Spatial layout data:
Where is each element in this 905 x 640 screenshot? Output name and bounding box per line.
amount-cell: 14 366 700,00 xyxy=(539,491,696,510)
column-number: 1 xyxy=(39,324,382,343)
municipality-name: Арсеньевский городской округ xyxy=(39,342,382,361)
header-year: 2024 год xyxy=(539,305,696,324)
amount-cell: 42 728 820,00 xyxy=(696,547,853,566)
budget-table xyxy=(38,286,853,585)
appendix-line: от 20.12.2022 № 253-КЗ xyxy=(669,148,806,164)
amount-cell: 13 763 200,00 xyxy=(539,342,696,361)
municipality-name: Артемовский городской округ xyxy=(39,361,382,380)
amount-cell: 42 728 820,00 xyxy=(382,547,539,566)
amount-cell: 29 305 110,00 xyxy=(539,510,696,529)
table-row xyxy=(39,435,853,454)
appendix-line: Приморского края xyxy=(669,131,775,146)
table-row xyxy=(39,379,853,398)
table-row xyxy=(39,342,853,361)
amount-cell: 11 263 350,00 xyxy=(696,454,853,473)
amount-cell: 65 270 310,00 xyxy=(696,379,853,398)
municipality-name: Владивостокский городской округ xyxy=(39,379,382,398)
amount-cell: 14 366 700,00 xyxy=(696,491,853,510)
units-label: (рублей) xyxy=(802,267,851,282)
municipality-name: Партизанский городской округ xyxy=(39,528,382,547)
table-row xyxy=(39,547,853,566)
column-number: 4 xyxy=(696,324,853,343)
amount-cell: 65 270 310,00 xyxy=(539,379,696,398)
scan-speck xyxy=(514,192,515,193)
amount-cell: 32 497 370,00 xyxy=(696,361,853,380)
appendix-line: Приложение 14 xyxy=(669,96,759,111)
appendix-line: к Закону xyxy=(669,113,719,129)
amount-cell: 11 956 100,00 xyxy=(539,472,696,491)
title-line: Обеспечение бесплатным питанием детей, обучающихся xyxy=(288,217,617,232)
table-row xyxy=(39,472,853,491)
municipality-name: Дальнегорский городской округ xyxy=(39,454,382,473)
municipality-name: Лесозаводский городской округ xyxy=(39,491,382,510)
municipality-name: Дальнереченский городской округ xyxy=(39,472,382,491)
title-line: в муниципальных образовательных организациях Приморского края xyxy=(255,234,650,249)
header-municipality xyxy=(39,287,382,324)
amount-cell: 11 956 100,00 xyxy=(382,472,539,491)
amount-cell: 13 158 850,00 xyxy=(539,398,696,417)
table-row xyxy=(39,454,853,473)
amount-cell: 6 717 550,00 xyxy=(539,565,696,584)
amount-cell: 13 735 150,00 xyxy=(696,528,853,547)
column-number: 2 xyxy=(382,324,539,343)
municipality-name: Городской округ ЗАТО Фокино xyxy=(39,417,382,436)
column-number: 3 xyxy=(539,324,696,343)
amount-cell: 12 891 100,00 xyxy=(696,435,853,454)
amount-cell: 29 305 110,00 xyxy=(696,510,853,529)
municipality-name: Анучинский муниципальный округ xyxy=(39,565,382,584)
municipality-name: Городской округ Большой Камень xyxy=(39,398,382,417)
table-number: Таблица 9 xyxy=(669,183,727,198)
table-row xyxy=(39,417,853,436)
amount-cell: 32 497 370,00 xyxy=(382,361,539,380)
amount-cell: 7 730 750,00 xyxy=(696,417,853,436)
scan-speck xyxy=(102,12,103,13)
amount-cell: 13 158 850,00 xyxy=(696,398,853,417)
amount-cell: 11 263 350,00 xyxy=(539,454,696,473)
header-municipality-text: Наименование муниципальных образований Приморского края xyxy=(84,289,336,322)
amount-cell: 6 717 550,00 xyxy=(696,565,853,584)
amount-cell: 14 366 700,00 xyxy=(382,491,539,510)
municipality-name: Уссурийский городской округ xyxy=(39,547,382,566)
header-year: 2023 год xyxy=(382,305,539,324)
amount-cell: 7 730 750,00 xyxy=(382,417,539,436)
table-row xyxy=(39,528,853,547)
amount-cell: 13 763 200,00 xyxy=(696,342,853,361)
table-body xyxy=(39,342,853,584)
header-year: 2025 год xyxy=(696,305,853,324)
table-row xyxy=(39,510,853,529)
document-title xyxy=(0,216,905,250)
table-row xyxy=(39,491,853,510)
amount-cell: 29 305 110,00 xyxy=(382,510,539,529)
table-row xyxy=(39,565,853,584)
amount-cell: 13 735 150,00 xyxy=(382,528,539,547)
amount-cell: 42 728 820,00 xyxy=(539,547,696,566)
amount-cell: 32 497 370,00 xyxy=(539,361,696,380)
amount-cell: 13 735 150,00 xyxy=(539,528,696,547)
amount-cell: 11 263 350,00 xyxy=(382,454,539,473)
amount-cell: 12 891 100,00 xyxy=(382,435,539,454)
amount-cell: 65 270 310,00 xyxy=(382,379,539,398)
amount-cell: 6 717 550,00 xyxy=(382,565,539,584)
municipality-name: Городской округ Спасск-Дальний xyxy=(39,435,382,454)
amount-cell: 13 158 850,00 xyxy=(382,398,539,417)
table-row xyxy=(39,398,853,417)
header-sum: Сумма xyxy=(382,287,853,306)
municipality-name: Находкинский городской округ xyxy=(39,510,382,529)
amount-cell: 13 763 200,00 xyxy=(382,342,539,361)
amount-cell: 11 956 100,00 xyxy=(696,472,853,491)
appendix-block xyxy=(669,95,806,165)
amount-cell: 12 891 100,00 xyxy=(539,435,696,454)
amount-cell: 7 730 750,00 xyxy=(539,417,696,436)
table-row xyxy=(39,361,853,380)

## JOB
Write out again, word for word, the entries from the very first line through the line that contains "header-year: 2024 год xyxy=(539,305,696,324)", with both of those lines included.

## SOLUTION
Where is each element in this 905 x 640 screenshot? Output name and bounding box per line.
amount-cell: 14 366 700,00 xyxy=(539,491,696,510)
column-number: 1 xyxy=(39,324,382,343)
municipality-name: Арсеньевский городской округ xyxy=(39,342,382,361)
header-year: 2024 год xyxy=(539,305,696,324)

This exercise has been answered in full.